### WRITTEN TASK
Look through the data below and return each line where "chimique" appears.

>> START TASK DATA

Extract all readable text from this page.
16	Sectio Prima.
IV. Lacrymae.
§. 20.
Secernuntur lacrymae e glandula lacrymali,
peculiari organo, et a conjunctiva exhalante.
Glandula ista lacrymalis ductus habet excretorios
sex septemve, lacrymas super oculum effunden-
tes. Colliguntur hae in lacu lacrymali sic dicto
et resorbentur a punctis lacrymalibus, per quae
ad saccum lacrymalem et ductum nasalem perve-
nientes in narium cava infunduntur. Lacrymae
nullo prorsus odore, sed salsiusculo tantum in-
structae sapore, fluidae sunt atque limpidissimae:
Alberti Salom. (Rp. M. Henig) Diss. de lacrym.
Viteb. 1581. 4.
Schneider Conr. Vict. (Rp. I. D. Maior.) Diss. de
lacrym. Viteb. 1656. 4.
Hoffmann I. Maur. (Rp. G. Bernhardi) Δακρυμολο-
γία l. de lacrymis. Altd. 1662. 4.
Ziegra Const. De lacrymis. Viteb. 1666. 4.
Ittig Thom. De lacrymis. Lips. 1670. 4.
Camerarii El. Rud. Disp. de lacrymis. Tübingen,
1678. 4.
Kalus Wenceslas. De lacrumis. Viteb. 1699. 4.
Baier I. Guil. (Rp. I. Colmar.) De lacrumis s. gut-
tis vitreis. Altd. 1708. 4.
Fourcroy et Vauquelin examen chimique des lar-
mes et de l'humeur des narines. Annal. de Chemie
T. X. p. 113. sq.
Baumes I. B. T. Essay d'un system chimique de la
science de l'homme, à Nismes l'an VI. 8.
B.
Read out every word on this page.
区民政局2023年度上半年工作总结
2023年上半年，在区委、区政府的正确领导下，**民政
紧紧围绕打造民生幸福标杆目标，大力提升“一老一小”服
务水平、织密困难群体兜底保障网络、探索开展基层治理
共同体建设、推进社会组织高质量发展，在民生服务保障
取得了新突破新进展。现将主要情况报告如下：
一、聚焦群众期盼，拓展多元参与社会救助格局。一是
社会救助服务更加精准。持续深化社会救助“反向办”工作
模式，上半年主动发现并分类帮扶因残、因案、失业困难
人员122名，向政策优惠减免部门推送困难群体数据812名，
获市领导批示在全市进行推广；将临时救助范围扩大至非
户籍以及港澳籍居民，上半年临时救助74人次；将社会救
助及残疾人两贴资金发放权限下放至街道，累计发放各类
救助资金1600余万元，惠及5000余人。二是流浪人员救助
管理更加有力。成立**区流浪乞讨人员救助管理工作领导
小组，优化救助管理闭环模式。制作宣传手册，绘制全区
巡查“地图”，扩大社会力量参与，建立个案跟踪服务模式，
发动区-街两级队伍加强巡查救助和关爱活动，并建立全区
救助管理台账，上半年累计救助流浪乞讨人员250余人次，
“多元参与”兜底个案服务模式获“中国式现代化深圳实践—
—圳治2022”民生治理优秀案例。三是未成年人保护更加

>> END TASK DATA
>> START TASK DATA

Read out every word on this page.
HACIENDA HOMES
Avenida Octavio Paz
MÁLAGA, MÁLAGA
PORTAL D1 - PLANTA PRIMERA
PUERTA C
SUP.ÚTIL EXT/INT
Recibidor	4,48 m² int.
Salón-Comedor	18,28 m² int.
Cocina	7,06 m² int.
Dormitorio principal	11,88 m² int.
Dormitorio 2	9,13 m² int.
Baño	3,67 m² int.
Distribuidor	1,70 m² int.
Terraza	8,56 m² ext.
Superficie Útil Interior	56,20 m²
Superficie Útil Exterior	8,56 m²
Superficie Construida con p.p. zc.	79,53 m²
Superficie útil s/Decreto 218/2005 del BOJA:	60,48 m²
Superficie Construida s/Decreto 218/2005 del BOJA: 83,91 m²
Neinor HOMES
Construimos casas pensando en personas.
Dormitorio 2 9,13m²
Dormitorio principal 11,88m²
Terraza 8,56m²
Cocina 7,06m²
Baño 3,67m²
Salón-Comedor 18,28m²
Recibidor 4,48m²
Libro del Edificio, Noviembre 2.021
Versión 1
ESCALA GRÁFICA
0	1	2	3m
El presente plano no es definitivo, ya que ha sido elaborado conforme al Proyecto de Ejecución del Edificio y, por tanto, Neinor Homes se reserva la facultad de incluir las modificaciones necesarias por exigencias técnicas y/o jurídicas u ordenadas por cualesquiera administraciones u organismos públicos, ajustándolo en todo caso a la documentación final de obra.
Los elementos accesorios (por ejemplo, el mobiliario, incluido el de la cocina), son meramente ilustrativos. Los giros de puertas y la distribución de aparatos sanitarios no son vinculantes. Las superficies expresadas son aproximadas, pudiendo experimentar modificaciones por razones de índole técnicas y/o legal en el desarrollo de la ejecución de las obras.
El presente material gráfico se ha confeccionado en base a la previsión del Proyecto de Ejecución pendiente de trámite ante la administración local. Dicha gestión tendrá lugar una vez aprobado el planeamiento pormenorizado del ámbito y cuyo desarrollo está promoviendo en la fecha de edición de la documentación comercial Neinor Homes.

>> END TASK DATA

### REPLY
Fourcroy et Vauquelin examen chimique des lar-
Baumes I. B. T. Essay d'un system chimique de la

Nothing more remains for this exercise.